··· Extracted data ···
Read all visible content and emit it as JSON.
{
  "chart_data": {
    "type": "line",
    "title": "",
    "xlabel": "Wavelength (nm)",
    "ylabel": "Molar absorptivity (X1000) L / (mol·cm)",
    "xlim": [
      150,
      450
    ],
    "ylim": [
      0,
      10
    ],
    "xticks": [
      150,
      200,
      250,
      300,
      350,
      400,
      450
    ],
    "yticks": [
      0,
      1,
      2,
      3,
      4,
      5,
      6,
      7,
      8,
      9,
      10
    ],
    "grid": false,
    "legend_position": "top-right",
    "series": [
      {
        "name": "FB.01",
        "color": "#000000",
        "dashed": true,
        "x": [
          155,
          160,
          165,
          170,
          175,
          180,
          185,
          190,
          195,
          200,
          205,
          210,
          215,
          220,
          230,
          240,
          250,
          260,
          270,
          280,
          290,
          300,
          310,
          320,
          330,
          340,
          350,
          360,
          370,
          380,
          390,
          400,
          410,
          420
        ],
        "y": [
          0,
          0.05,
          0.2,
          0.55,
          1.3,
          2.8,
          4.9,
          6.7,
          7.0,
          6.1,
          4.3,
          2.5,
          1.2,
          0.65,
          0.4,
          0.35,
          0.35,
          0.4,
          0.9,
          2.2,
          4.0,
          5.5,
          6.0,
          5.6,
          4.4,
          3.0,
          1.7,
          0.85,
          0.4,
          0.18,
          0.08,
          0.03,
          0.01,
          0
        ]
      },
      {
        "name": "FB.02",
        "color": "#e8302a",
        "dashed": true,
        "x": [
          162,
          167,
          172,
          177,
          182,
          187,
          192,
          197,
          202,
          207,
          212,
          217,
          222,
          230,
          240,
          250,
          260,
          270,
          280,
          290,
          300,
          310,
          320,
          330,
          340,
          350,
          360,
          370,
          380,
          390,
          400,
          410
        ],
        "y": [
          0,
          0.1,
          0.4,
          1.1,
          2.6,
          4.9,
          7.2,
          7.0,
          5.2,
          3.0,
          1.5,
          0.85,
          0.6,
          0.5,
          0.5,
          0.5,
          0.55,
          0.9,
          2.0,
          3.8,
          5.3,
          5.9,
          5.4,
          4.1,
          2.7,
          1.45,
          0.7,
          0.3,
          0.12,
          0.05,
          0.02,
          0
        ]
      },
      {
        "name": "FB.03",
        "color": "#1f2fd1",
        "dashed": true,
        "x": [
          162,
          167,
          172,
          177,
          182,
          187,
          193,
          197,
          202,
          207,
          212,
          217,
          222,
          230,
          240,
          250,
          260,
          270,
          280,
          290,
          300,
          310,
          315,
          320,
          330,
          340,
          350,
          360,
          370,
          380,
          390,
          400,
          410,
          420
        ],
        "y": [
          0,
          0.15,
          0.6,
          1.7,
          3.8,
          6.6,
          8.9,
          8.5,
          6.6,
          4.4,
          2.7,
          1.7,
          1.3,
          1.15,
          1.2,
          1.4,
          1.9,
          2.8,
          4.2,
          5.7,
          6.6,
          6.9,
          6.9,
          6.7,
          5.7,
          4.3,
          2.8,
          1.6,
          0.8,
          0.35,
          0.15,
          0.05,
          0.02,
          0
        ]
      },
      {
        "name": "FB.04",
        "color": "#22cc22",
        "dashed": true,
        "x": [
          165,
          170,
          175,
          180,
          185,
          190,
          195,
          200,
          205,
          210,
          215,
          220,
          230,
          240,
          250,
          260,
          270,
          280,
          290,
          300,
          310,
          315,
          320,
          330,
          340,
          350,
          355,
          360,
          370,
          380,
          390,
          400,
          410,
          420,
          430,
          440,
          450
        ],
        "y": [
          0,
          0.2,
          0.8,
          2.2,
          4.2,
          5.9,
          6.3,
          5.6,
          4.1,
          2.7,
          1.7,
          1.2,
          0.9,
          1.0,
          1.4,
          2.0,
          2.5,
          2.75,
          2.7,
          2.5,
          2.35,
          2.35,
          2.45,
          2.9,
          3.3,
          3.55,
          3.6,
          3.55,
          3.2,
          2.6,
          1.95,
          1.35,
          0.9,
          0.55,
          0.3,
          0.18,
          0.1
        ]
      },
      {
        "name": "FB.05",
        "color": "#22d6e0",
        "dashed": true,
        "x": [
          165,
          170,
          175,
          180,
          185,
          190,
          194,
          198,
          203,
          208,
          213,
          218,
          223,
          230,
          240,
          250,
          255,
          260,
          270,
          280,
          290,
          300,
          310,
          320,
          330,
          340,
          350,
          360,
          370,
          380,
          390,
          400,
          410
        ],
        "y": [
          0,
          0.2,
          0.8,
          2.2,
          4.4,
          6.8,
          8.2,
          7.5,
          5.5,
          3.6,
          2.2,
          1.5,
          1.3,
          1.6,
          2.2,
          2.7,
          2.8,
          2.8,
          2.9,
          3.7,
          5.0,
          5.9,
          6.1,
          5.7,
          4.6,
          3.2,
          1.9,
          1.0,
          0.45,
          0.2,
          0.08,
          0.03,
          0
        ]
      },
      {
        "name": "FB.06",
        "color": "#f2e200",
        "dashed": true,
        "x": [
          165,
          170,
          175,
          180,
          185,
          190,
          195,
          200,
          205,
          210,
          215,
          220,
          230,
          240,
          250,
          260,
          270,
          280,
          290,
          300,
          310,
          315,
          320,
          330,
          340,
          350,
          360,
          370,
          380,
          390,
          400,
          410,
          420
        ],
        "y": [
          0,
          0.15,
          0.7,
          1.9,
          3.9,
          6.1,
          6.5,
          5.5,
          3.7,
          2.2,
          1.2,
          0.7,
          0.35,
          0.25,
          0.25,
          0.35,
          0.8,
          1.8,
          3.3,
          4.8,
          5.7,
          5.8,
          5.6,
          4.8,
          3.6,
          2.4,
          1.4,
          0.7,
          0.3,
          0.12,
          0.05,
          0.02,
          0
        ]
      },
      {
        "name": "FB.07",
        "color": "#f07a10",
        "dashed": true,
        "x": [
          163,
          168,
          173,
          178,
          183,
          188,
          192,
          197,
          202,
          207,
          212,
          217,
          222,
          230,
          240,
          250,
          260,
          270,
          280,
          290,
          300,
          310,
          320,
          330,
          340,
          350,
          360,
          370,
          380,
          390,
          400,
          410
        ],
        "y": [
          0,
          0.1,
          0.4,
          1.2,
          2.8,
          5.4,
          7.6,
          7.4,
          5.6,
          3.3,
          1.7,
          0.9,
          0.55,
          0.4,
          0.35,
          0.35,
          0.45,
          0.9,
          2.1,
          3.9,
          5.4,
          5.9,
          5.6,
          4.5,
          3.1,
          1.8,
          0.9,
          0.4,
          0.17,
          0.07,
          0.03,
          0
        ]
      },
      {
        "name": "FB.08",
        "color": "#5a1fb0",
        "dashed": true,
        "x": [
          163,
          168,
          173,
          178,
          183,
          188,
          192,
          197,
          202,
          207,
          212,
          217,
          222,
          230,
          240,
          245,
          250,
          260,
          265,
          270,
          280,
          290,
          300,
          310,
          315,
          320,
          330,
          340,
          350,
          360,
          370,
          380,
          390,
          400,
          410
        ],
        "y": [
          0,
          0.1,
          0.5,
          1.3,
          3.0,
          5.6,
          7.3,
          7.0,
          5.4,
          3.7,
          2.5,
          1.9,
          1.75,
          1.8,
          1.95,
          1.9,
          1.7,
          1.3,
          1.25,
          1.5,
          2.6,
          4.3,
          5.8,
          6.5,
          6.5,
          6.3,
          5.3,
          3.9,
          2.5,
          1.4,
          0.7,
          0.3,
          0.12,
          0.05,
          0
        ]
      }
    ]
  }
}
···
▶ [Exercise task]
Where a line of the data holds "color", show that line.

▶ [Answer to the task]
        "color": "#000000",
        "color": "#e8302a",
        "color": "#1f2fd1",
        "color": "#22cc22",
        "color": "#22d6e0",
        "color": "#f2e200",
        "color": "#f07a10",
        "color": "#5a1fb0",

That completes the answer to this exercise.